> **Instructions for the task**
Skip the images and return the records below exactly.

> **Dataset content**
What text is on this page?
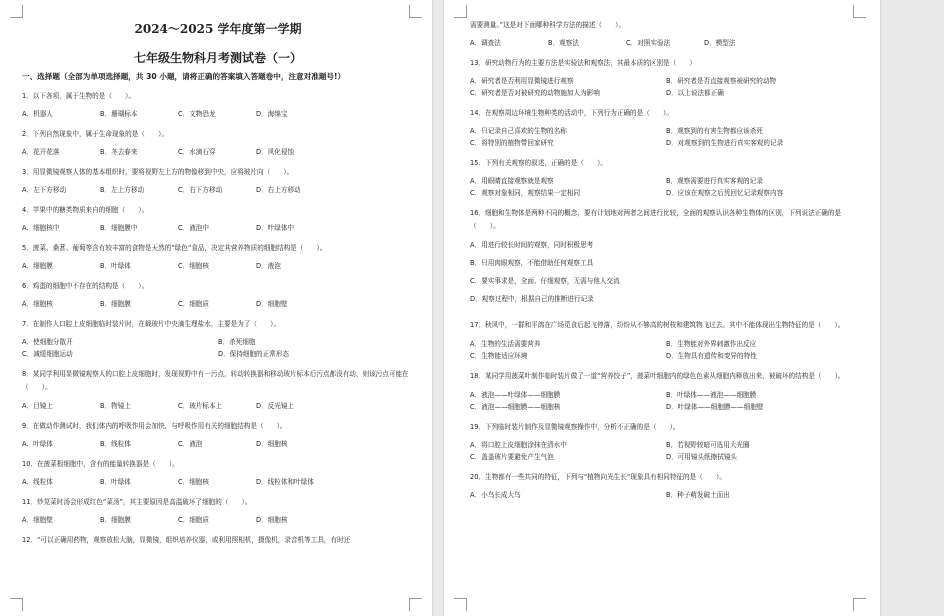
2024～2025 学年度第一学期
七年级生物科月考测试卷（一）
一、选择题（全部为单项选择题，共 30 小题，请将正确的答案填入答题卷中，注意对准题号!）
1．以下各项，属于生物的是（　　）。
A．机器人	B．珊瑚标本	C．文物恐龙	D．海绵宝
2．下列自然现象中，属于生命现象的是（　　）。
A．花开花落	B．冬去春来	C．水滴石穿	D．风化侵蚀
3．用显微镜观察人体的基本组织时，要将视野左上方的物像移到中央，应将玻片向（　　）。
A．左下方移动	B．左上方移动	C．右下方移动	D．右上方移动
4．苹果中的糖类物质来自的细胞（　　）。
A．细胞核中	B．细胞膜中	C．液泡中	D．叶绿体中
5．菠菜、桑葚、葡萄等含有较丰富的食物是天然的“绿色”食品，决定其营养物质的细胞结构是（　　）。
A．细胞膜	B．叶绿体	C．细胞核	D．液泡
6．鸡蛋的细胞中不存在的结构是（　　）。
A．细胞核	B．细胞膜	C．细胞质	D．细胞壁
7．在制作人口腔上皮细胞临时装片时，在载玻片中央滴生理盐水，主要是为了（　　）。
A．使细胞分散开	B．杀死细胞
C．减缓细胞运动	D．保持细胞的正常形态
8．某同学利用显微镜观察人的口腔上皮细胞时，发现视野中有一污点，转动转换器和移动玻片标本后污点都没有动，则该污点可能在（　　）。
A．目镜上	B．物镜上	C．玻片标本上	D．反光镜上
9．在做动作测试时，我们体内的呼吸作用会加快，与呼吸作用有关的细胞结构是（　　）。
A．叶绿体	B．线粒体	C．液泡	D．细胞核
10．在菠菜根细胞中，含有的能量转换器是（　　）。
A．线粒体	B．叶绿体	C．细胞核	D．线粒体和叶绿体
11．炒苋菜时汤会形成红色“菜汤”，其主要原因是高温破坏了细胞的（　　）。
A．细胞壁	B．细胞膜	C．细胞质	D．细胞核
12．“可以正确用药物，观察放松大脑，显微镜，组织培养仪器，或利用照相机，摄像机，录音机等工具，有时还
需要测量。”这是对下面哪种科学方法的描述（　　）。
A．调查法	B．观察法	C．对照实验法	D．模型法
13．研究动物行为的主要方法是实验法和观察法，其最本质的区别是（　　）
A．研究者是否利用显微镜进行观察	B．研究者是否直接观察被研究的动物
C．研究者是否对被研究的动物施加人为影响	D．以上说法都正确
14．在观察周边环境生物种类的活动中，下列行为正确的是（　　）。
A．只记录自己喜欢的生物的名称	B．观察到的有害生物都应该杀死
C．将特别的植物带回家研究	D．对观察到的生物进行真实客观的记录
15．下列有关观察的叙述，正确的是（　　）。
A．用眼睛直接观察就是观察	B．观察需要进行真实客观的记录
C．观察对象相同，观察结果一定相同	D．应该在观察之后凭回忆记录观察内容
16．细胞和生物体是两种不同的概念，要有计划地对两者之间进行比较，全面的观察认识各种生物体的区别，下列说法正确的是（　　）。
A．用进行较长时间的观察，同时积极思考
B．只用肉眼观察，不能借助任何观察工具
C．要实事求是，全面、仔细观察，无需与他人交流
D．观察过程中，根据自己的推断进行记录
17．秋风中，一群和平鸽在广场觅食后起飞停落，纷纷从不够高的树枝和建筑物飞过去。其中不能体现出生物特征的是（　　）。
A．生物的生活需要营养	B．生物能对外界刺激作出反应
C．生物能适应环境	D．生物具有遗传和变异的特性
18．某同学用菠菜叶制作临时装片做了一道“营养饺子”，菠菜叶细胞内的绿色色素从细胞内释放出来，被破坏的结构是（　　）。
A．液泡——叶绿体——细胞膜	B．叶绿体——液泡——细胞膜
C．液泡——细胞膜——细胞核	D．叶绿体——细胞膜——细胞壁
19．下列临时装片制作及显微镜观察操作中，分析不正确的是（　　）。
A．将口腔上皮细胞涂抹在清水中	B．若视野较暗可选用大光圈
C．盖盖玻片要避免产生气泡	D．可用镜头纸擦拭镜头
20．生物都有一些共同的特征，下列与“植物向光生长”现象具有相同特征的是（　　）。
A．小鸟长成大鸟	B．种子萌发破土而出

> **Answer below**
What text is on this page?
2024～2025 学年度第一学期
七年级生物科月考测试卷（一）
一、选择题（全部为单项选择题，共 30 小题，请将正确的答案填入答题卷中，注意对准题号!）
1．以下各项，属于生物的是（　　）。
A．机器人	B．珊瑚标本	C．文物恐龙	D．海绵宝
2．下列自然现象中，属于生命现象的是（　　）。
A．花开花落	B．冬去春来	C．水滴石穿	D．风化侵蚀
3．用显微镜观察人体的基本组织时，要将视野左上方的物像移到中央，应将玻片向（　　）。
A．左下方移动	B．左上方移动	C．右下方移动	D．右上方移动
4．苹果中的糖类物质来自的细胞（　　）。
A．细胞核中	B．细胞膜中	C．液泡中	D．叶绿体中
5．菠菜、桑葚、葡萄等含有较丰富的食物是天然的“绿色”食品，决定其营养物质的细胞结构是（　　）。
A．细胞膜	B．叶绿体	C．细胞核	D．液泡
6．鸡蛋的细胞中不存在的结构是（　　）。
A．细胞核	B．细胞膜	C．细胞质	D．细胞壁
7．在制作人口腔上皮细胞临时装片时，在载玻片中央滴生理盐水，主要是为了（　　）。
A．使细胞分散开	B．杀死细胞
C．减缓细胞运动	D．保持细胞的正常形态
8．某同学利用显微镜观察人的口腔上皮细胞时，发现视野中有一污点，转动转换器和移动玻片标本后污点都没有动，则该污点可能在（　　）。
A．目镜上	B．物镜上	C．玻片标本上	D．反光镜上
9．在做动作测试时，我们体内的呼吸作用会加快，与呼吸作用有关的细胞结构是（　　）。
A．叶绿体	B．线粒体	C．液泡	D．细胞核
10．在菠菜根细胞中，含有的能量转换器是（　　）。
A．线粒体	B．叶绿体	C．细胞核	D．线粒体和叶绿体
11．炒苋菜时汤会形成红色“菜汤”，其主要原因是高温破坏了细胞的（　　）。
A．细胞壁	B．细胞膜	C．细胞质	D．细胞核
12．“可以正确用药物，观察放松大脑，显微镜，组织培养仪器，或利用照相机，摄像机，录音机等工具，有时还
需要测量。”这是对下面哪种科学方法的描述（　　）。
A．调查法	B．观察法	C．对照实验法	D．模型法
13．研究动物行为的主要方法是实验法和观察法，其最本质的区别是（　　）
A．研究者是否利用显微镜进行观察	B．研究者是否直接观察被研究的动物
C．研究者是否对被研究的动物施加人为影响	D．以上说法都正确
14．在观察周边环境生物种类的活动中，下列行为正确的是（　　）。
A．只记录自己喜欢的生物的名称	B．观察到的有害生物都应该杀死
C．将特别的植物带回家研究	D．对观察到的生物进行真实客观的记录
15．下列有关观察的叙述，正确的是（　　）。
A．用眼睛直接观察就是观察	B．观察需要进行真实客观的记录
C．观察对象相同，观察结果一定相同	D．应该在观察之后凭回忆记录观察内容
16．细胞和生物体是两种不同的概念，要有计划地对两者之间进行比较，全面的观察认识各种生物体的区别，下列说法正确的是（　　）。
A．用进行较长时间的观察，同时积极思考
B．只用肉眼观察，不能借助任何观察工具
C．要实事求是，全面、仔细观察，无需与他人交流
D．观察过程中，根据自己的推断进行记录
17．秋风中，一群和平鸽在广场觅食后起飞停落，纷纷从不够高的树枝和建筑物飞过去。其中不能体现出生物特征的是（　　）。
A．生物的生活需要营养	B．生物能对外界刺激作出反应
C．生物能适应环境	D．生物具有遗传和变异的特性
18．某同学用菠菜叶制作临时装片做了一道“营养饺子”，菠菜叶细胞内的绿色色素从细胞内释放出来，被破坏的结构是（　　）。
A．液泡——叶绿体——细胞膜	B．叶绿体——液泡——细胞膜
C．液泡——细胞膜——细胞核	D．叶绿体——细胞膜——细胞壁
19．下列临时装片制作及显微镜观察操作中，分析不正确的是（　　）。
A．将口腔上皮细胞涂抹在清水中	B．若视野较暗可选用大光圈
C．盖盖玻片要避免产生气泡	D．可用镜头纸擦拭镜头
20．生物都有一些共同的特征，下列与“植物向光生长”现象具有相同特征的是（　　）。
A．小鸟长成大鸟	B．种子萌发破土而出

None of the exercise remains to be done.